> INSTRUCTION
Repeat every record below exactly, omitting any pictures.

> PROVIDED DATA
_ _ _ _

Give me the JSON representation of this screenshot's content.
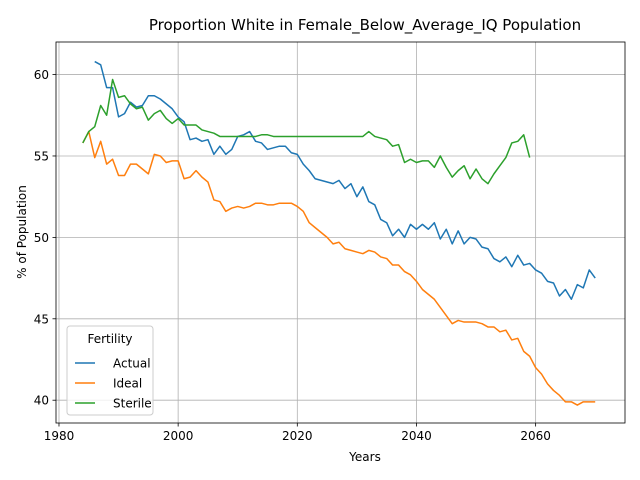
{
  "chart_data": {
    "type": "line",
    "title": "Proportion White in Female_Below_Average_IQ Population",
    "xlabel": "Years",
    "ylabel": "% of Population",
    "xlim": [
      1979.5,
      2075
    ],
    "ylim": [
      38.6,
      62.0
    ],
    "xticks": [
      1980,
      2000,
      2020,
      2040,
      2060
    ],
    "yticks": [
      40,
      45,
      50,
      55,
      60
    ],
    "grid": true,
    "legend": {
      "title": "Fertility",
      "position": "lower-left"
    },
    "series": [
      {
        "name": "Actual",
        "color": "#1f77b4",
        "x": [
          1986,
          1987,
          1988,
          1989,
          1990,
          1991,
          1992,
          1993,
          1994,
          1995,
          1996,
          1997,
          1998,
          1999,
          2000,
          2001,
          2002,
          2003,
          2004,
          2005,
          2006,
          2007,
          2008,
          2009,
          2010,
          2011,
          2012,
          2013,
          2014,
          2015,
          2016,
          2017,
          2018,
          2019,
          2020,
          2021,
          2022,
          2023,
          2024,
          2025,
          2026,
          2027,
          2028,
          2029,
          2030,
          2031,
          2032,
          2033,
          2034,
          2035,
          2036,
          2037,
          2038,
          2039,
          2040,
          2041,
          2042,
          2043,
          2044,
          2045,
          2046,
          2047,
          2048,
          2049,
          2050,
          2051,
          2052,
          2053,
          2054,
          2055,
          2056,
          2057,
          2058,
          2059,
          2060,
          2061,
          2062,
          2063,
          2064,
          2065,
          2066,
          2067,
          2068,
          2069,
          2070
        ],
        "values": [
          60.8,
          60.6,
          59.2,
          59.2,
          57.4,
          57.6,
          58.3,
          58.0,
          58.1,
          58.7,
          58.7,
          58.5,
          58.2,
          57.9,
          57.4,
          57.1,
          56.0,
          56.1,
          55.9,
          56.0,
          55.1,
          55.6,
          55.1,
          55.4,
          56.2,
          56.3,
          56.5,
          55.9,
          55.8,
          55.4,
          55.5,
          55.6,
          55.6,
          55.2,
          55.1,
          54.5,
          54.1,
          53.6,
          53.5,
          53.4,
          53.3,
          53.5,
          53.0,
          53.3,
          52.5,
          53.1,
          52.2,
          52.0,
          51.1,
          50.9,
          50.1,
          50.5,
          50.0,
          50.8,
          50.5,
          50.8,
          50.5,
          50.9,
          49.9,
          50.5,
          49.6,
          50.4,
          49.6,
          50.0,
          49.9,
          49.4,
          49.3,
          48.7,
          48.5,
          48.8,
          48.2,
          48.9,
          48.3,
          48.4,
          48.0,
          47.8,
          47.3,
          47.2,
          46.4,
          46.8,
          46.2,
          47.1,
          46.9,
          48.0,
          47.5
        ]
      },
      {
        "name": "Ideal",
        "color": "#ff7f0e",
        "x": [
          1984,
          1985,
          1986,
          1987,
          1988,
          1989,
          1990,
          1991,
          1992,
          1993,
          1994,
          1995,
          1996,
          1997,
          1998,
          1999,
          2000,
          2001,
          2002,
          2003,
          2004,
          2005,
          2006,
          2007,
          2008,
          2009,
          2010,
          2011,
          2012,
          2013,
          2014,
          2015,
          2016,
          2017,
          2018,
          2019,
          2020,
          2021,
          2022,
          2023,
          2024,
          2025,
          2026,
          2027,
          2028,
          2029,
          2030,
          2031,
          2032,
          2033,
          2034,
          2035,
          2036,
          2037,
          2038,
          2039,
          2040,
          2041,
          2042,
          2043,
          2044,
          2045,
          2046,
          2047,
          2048,
          2049,
          2050,
          2051,
          2052,
          2053,
          2054,
          2055,
          2056,
          2057,
          2058,
          2059,
          2060,
          2061,
          2062,
          2063,
          2064,
          2065,
          2066,
          2067,
          2068,
          2069,
          2070
        ],
        "values": [
          55.8,
          56.5,
          54.9,
          55.9,
          54.5,
          54.8,
          53.8,
          53.8,
          54.5,
          54.5,
          54.2,
          53.9,
          55.1,
          55.0,
          54.6,
          54.7,
          54.7,
          53.6,
          53.7,
          54.1,
          53.7,
          53.4,
          52.3,
          52.2,
          51.6,
          51.8,
          51.9,
          51.8,
          51.9,
          52.1,
          52.1,
          52.0,
          52.0,
          52.1,
          52.1,
          52.1,
          51.9,
          51.6,
          50.9,
          50.6,
          50.3,
          50.0,
          49.6,
          49.7,
          49.3,
          49.2,
          49.1,
          49.0,
          49.2,
          49.1,
          48.8,
          48.7,
          48.3,
          48.3,
          47.9,
          47.7,
          47.3,
          46.8,
          46.5,
          46.2,
          45.7,
          45.2,
          44.7,
          44.9,
          44.8,
          44.8,
          44.8,
          44.7,
          44.5,
          44.5,
          44.2,
          44.3,
          43.7,
          43.8,
          43.0,
          42.7,
          42.0,
          41.6,
          41.0,
          40.6,
          40.3,
          39.9,
          39.9,
          39.7,
          39.9,
          39.9,
          39.9
        ]
      },
      {
        "name": "Sterile",
        "color": "#2ca02c",
        "x": [
          1984,
          1985,
          1986,
          1987,
          1988,
          1989,
          1990,
          1991,
          1992,
          1993,
          1994,
          1995,
          1996,
          1997,
          1998,
          1999,
          2000,
          2001,
          2002,
          2003,
          2004,
          2005,
          2006,
          2007,
          2008,
          2009,
          2010,
          2011,
          2012,
          2013,
          2014,
          2015,
          2016,
          2017,
          2018,
          2019,
          2020,
          2021,
          2022,
          2023,
          2024,
          2025,
          2026,
          2027,
          2028,
          2029,
          2030,
          2031,
          2032,
          2033,
          2034,
          2035,
          2036,
          2037,
          2038,
          2039,
          2040,
          2041,
          2042,
          2043,
          2044,
          2045,
          2046,
          2047,
          2048,
          2049,
          2050,
          2051,
          2052,
          2053,
          2054,
          2055,
          2056,
          2057,
          2058,
          2059
        ],
        "values": [
          55.8,
          56.5,
          56.8,
          58.1,
          57.5,
          59.7,
          58.6,
          58.7,
          58.2,
          57.9,
          58.0,
          57.2,
          57.6,
          57.8,
          57.3,
          57.0,
          57.3,
          56.9,
          56.9,
          56.9,
          56.6,
          56.5,
          56.4,
          56.2,
          56.2,
          56.2,
          56.2,
          56.2,
          56.2,
          56.2,
          56.3,
          56.3,
          56.2,
          56.2,
          56.2,
          56.2,
          56.2,
          56.2,
          56.2,
          56.2,
          56.2,
          56.2,
          56.2,
          56.2,
          56.2,
          56.2,
          56.2,
          56.2,
          56.5,
          56.2,
          56.1,
          56.0,
          55.6,
          55.7,
          54.6,
          54.8,
          54.6,
          54.7,
          54.7,
          54.3,
          55.0,
          54.3,
          53.7,
          54.1,
          54.4,
          53.6,
          54.2,
          53.6,
          53.3,
          53.9,
          54.4,
          54.9,
          55.8,
          55.9,
          56.3,
          54.9
        ]
      }
    ]
  }
}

_ _ _ _

> FINAL ANSWER
Give me the JSON representation of this screenshot's content.
{
  "chart_data": {
    "type": "line",
    "title": "Proportion White in Female_Below_Average_IQ Population",
    "xlabel": "Years",
    "ylabel": "% of Population",
    "xlim": [
      1979.5,
      2075
    ],
    "ylim": [
      38.6,
      62.0
    ],
    "xticks": [
      1980,
      2000,
      2020,
      2040,
      2060
    ],
    "yticks": [
      40,
      45,
      50,
      55,
      60
    ],
    "grid": true,
    "legend": {
      "title": "Fertility",
      "position": "lower-left"
    },
    "series": [
      {
        "name": "Actual",
        "color": "#1f77b4",
        "x": [
          1986,
          1987,
          1988,
          1989,
          1990,
          1991,
          1992,
          1993,
          1994,
          1995,
          1996,
          1997,
          1998,
          1999,
          2000,
          2001,
          2002,
          2003,
          2004,
          2005,
          2006,
          2007,
          2008,
          2009,
          2010,
          2011,
          2012,
          2013,
          2014,
          2015,
          2016,
          2017,
          2018,
          2019,
          2020,
          2021,
          2022,
          2023,
          2024,
          2025,
          2026,
          2027,
          2028,
          2029,
          2030,
          2031,
          2032,
          2033,
          2034,
          2035,
          2036,
          2037,
          2038,
          2039,
          2040,
          2041,
          2042,
          2043,
          2044,
          2045,
          2046,
          2047,
          2048,
          2049,
          2050,
          2051,
          2052,
          2053,
          2054,
          2055,
          2056,
          2057,
          2058,
          2059,
          2060,
          2061,
          2062,
          2063,
          2064,
          2065,
          2066,
          2067,
          2068,
          2069,
          2070
        ],
        "values": [
          60.8,
          60.6,
          59.2,
          59.2,
          57.4,
          57.6,
          58.3,
          58.0,
          58.1,
          58.7,
          58.7,
          58.5,
          58.2,
          57.9,
          57.4,
          57.1,
          56.0,
          56.1,
          55.9,
          56.0,
          55.1,
          55.6,
          55.1,
          55.4,
          56.2,
          56.3,
          56.5,
          55.9,
          55.8,
          55.4,
          55.5,
          55.6,
          55.6,
          55.2,
          55.1,
          54.5,
          54.1,
          53.6,
          53.5,
          53.4,
          53.3,
          53.5,
          53.0,
          53.3,
          52.5,
          53.1,
          52.2,
          52.0,
          51.1,
          50.9,
          50.1,
          50.5,
          50.0,
          50.8,
          50.5,
          50.8,
          50.5,
          50.9,
          49.9,
          50.5,
          49.6,
          50.4,
          49.6,
          50.0,
          49.9,
          49.4,
          49.3,
          48.7,
          48.5,
          48.8,
          48.2,
          48.9,
          48.3,
          48.4,
          48.0,
          47.8,
          47.3,
          47.2,
          46.4,
          46.8,
          46.2,
          47.1,
          46.9,
          48.0,
          47.5
        ]
      },
      {
        "name": "Ideal",
        "color": "#ff7f0e",
        "x": [
          1984,
          1985,
          1986,
          1987,
          1988,
          1989,
          1990,
          1991,
          1992,
          1993,
          1994,
          1995,
          1996,
          1997,
          1998,
          1999,
          2000,
          2001,
          2002,
          2003,
          2004,
          2005,
          2006,
          2007,
          2008,
          2009,
          2010,
          2011,
          2012,
          2013,
          2014,
          2015,
          2016,
          2017,
          2018,
          2019,
          2020,
          2021,
          2022,
          2023,
          2024,
          2025,
          2026,
          2027,
          2028,
          2029,
          2030,
          2031,
          2032,
          2033,
          2034,
          2035,
          2036,
          2037,
          2038,
          2039,
          2040,
          2041,
          2042,
          2043,
          2044,
          2045,
          2046,
          2047,
          2048,
          2049,
          2050,
          2051,
          2052,
          2053,
          2054,
          2055,
          2056,
          2057,
          2058,
          2059,
          2060,
          2061,
          2062,
          2063,
          2064,
          2065,
          2066,
          2067,
          2068,
          2069,
          2070
        ],
        "values": [
          55.8,
          56.5,
          54.9,
          55.9,
          54.5,
          54.8,
          53.8,
          53.8,
          54.5,
          54.5,
          54.2,
          53.9,
          55.1,
          55.0,
          54.6,
          54.7,
          54.7,
          53.6,
          53.7,
          54.1,
          53.7,
          53.4,
          52.3,
          52.2,
          51.6,
          51.8,
          51.9,
          51.8,
          51.9,
          52.1,
          52.1,
          52.0,
          52.0,
          52.1,
          52.1,
          52.1,
          51.9,
          51.6,
          50.9,
          50.6,
          50.3,
          50.0,
          49.6,
          49.7,
          49.3,
          49.2,
          49.1,
          49.0,
          49.2,
          49.1,
          48.8,
          48.7,
          48.3,
          48.3,
          47.9,
          47.7,
          47.3,
          46.8,
          46.5,
          46.2,
          45.7,
          45.2,
          44.7,
          44.9,
          44.8,
          44.8,
          44.8,
          44.7,
          44.5,
          44.5,
          44.2,
          44.3,
          43.7,
          43.8,
          43.0,
          42.7,
          42.0,
          41.6,
          41.0,
          40.6,
          40.3,
          39.9,
          39.9,
          39.7,
          39.9,
          39.9,
          39.9
        ]
      },
      {
        "name": "Sterile",
        "color": "#2ca02c",
        "x": [
          1984,
          1985,
          1986,
          1987,
          1988,
          1989,
          1990,
          1991,
          1992,
          1993,
          1994,
          1995,
          1996,
          1997,
          1998,
          1999,
          2000,
          2001,
          2002,
          2003,
          2004,
          2005,
          2006,
          2007,
          2008,
          2009,
          2010,
          2011,
          2012,
          2013,
          2014,
          2015,
          2016,
          2017,
          2018,
          2019,
          2020,
          2021,
          2022,
          2023,
          2024,
          2025,
          2026,
          2027,
          2028,
          2029,
          2030,
          2031,
          2032,
          2033,
          2034,
          2035,
          2036,
          2037,
          2038,
          2039,
          2040,
          2041,
          2042,
          2043,
          2044,
          2045,
          2046,
          2047,
          2048,
          2049,
          2050,
          2051,
          2052,
          2053,
          2054,
          2055,
          2056,
          2057,
          2058,
          2059
        ],
        "values": [
          55.8,
          56.5,
          56.8,
          58.1,
          57.5,
          59.7,
          58.6,
          58.7,
          58.2,
          57.9,
          58.0,
          57.2,
          57.6,
          57.8,
          57.3,
          57.0,
          57.3,
          56.9,
          56.9,
          56.9,
          56.6,
          56.5,
          56.4,
          56.2,
          56.2,
          56.2,
          56.2,
          56.2,
          56.2,
          56.2,
          56.3,
          56.3,
          56.2,
          56.2,
          56.2,
          56.2,
          56.2,
          56.2,
          56.2,
          56.2,
          56.2,
          56.2,
          56.2,
          56.2,
          56.2,
          56.2,
          56.2,
          56.2,
          56.5,
          56.2,
          56.1,
          56.0,
          55.6,
          55.7,
          54.6,
          54.8,
          54.6,
          54.7,
          54.7,
          54.3,
          55.0,
          54.3,
          53.7,
          54.1,
          54.4,
          53.6,
          54.2,
          53.6,
          53.3,
          53.9,
          54.4,
          54.9,
          55.8,
          55.9,
          56.3,
          54.9
        ]
      }
    ]
  }
}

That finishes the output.